**INSTRUCTIONS TO FOLLOW:** List the lines of this listing that hold the word "Partner".

◆ ◆ ◆ ◆

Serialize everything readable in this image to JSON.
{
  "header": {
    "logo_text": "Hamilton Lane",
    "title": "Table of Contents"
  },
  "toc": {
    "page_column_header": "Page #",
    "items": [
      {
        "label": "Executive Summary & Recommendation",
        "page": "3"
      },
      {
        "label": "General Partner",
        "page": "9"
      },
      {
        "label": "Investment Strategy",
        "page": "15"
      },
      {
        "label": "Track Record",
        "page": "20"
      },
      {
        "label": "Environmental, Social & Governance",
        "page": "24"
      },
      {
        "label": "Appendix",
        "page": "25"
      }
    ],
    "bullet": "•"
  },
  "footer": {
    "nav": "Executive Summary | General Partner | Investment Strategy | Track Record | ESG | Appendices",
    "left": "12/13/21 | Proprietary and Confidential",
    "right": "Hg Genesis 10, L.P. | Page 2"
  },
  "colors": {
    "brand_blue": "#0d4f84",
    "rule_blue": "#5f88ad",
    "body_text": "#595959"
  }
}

◆ ◆ ◆ ◆

**REPLY TO THE TASK:**
        "label": "General Partner",
    "nav": "Executive Summary | General Partner | Investment Strategy | Track Record | ESG | Appendices",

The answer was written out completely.